Records from a dataset
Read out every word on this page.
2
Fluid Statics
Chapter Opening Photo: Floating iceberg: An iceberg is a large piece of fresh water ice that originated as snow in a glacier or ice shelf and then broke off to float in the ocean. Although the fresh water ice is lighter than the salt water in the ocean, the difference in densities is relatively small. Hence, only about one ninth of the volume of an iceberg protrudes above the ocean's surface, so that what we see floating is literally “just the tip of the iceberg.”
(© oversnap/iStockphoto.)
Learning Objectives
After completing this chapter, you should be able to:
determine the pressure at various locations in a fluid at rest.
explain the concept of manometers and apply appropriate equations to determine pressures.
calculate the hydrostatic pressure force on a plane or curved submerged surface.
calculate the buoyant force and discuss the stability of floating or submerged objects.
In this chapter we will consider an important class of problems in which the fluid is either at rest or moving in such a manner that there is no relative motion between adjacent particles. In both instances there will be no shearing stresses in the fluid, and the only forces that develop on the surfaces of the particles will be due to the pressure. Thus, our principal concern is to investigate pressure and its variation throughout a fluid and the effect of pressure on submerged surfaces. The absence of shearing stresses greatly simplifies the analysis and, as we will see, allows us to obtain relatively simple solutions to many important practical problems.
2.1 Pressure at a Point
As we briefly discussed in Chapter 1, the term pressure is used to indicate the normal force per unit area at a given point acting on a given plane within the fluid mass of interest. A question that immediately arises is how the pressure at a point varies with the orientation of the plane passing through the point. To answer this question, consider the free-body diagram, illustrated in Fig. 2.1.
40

▶ **TASK GOAL**: Would you write down every record again, exactly?

▶ **OUTPUT**:
Read out every word on this page.
2
Fluid Statics
Chapter Opening Photo: Floating iceberg: An iceberg is a large piece of fresh water ice that originated as snow in a glacier or ice shelf and then broke off to float in the ocean. Although the fresh water ice is lighter than the salt water in the ocean, the difference in densities is relatively small. Hence, only about one ninth of the volume of an iceberg protrudes above the ocean's surface, so that what we see floating is literally “just the tip of the iceberg.”
(© oversnap/iStockphoto.)
Learning Objectives
After completing this chapter, you should be able to:
determine the pressure at various locations in a fluid at rest.
explain the concept of manometers and apply appropriate equations to determine pressures.
calculate the hydrostatic pressure force on a plane or curved submerged surface.
calculate the buoyant force and discuss the stability of floating or submerged objects.
In this chapter we will consider an important class of problems in which the fluid is either at rest or moving in such a manner that there is no relative motion between adjacent particles. In both instances there will be no shearing stresses in the fluid, and the only forces that develop on the surfaces of the particles will be due to the pressure. Thus, our principal concern is to investigate pressure and its variation throughout a fluid and the effect of pressure on submerged surfaces. The absence of shearing stresses greatly simplifies the analysis and, as we will see, allows us to obtain relatively simple solutions to many important practical problems.
2.1 Pressure at a Point
As we briefly discussed in Chapter 1, the term pressure is used to indicate the normal force per unit area at a given point acting on a given plane within the fluid mass of interest. A question that immediately arises is how the pressure at a point varies with the orientation of the plane passing through the point. To answer this question, consider the free-body diagram, illustrated in Fig. 2.1.
40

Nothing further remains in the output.